● Text block:
There are several published investigations on the effects of rTMS on suicidal thinking and impulsivity, although such work remains quite preliminary at this time. One recent study applied an intensive regimen of 10 Hz rTMS three times a day to the left dorsolateral prefrontal cortex (DLPFC) for 3 days, in 377 in-patients, achieving rapid improvements in suicidal ideation as measured on the Beck Scale of Suicidal Ideation (SSI). Reference George, Raman, Benedek, Pelic, Grammer and Stokes33 However, there were no differences compared with the sham arm. Another study Reference Hadley, Anderson, Borckardt, Arana, Li and Nahas34 applied daily high-dose (6800-pulse) sessions of 10 Hz rTMS, achieving rapid reductions in both depression symptoms and SSI scores in 5–10 days; this was an uncontrolled case series on just 19 patients, and suicidal ideation was a secondary outcome measurement.

Regarding impulsivity, studies in healthy controls, utilising varying rTMS parameters, have previously found that rTMS of the right DLPFC (3 pulses delivered at 50 Hz, repeated every 200 ms for 40 s), Reference Cho, Ko, Pellecchia, Van Eimeren, Cilia and Strafella35 left DLPFC (1 Hz for 15 min) Reference Figner, Knoch, Johnson, Krosch, Lisanby and Fehr36 or dmPFC (15 10-pulse trains at 10 Hz, with 10 s between trains) Reference Cho, Koshimori, Aminian, Obeso, Rusjan and Lang37 decreases impulsive decision-making as measured on a delay discounting task; specific effects on suicidality have not always been reported, and it remains unclear whether the similar responses effected by stimulation of varying sites is due the a generalisable effect on the PFC, or non-specific effects of any intervention in a hard to treat group of patients.

Borderline personality disorders

It is also of particular interest whether rTMS might offer a novel and more effective therapeutic option for suicidality and impulsivity in traditionally challenging patient populations, such as borderline personality disorder (BPD), although there has been far less work in this group. Barnow and colleagues investigated several different inhibitory and excitatory TMS parameters in 19 unmedicated women with BPD and 19 matched healthy control. They showed an overall reduction in duration of the cortical silent period (CSP) in the BPD group in the right cortex, suggesting a deficit in intracortical inhibitions. Reference Barnow, Völker, Möller, Freyberger, Spitzer and Grabe38 Clinically, Arbabi et al Reference Arbabi, Hafizi, Ansari, Oghabian and Hasani39 described a case report where high-frequency rTMS was applied to the left DLPFC (1500 10 Hz pulses in 30 trains of 5 s each, and a 55-second inter-train intervals) of a 22-year-old woman for ten sessions and they reported a resultant decrease in BPD symptom severity (as measured by the Structured Clinical Interview for DSM Disorders, 2nd edition (SCID-II); there was no change on the Borderline Personality Disorder Severity Index (BPDSI)), depression (measured with the Beck Depression Inventory) and degree of impulsivity (measured with the Barratt Impulsiveness Scale v11). The participant self-reported improvements in sleep, emotional control, self-awareness of behaviour, sociability and motivation for change following TMS. Functional neuroimaging was undertaken before the first and after the last TMS session, and again, 1 month later, with the application of the International Affective Picture System that projected emotionally negative and neutral images during scanning. The neuroimaging results fitted with a frontolimbic dysconnectivity model, showing that rTMS attenuated activation in the amygdala, superior temporal gyrus, superior frontal gyrus, middle frontal gyrus and parahippocampus when exposed to negative imagery; whereas post-rTMS the middle temporal gyrus and post-central gyrus showed increased neural activation to emotional stimuli.

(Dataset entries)

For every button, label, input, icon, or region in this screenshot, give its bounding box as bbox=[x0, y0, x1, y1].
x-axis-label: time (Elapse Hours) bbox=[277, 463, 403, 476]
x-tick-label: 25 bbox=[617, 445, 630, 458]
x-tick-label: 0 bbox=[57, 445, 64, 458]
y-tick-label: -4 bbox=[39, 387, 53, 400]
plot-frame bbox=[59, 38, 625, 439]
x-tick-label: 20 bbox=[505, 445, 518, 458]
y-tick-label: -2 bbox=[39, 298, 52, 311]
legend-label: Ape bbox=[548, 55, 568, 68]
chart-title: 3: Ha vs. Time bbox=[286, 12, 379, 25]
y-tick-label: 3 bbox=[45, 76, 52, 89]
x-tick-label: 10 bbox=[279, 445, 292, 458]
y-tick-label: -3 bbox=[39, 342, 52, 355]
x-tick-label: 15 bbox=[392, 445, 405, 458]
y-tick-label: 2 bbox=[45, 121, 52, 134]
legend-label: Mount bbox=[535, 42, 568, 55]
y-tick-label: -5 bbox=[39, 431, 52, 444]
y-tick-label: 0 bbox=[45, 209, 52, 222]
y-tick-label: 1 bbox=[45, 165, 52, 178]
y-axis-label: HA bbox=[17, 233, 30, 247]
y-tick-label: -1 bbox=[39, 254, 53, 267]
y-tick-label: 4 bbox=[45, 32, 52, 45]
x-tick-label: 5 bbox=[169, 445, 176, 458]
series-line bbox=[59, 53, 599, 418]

● Your instructions: Reproduce the passage of the text about rTMS from "There are several" to "secondary outcome measurement.". Rely only on the text about rTMS, not on the material.

● Task solution:
There are several published investigations on the effects of rTMS on suicidal thinking and impulsivity, although such work remains quite preliminary at this time. One recent study applied an intensive regimen of 10 Hz rTMS three times a day to the left dorsolateral prefrontal cortex (DLPFC) for 3 days, in 377 in-patients, achieving rapid improvements in suicidal ideation as measured on the Beck Scale of Suicidal Ideation (SSI). Reference George, Raman, Benedek, Pelic, Grammer and Stokes33 However, there were no differences compared with the sham arm. Another study Reference Hadley, Anderson, Borckardt, Arana, Li and Nahas34 applied daily high-dose (6800-pulse) sessions of 10 Hz rTMS, achieving rapid reductions in both depression symptoms and SSI scores in 5–10 days; this was an uncontrolled case series on just 19 patients, and suicidal ideation was a secondary outcome measurement.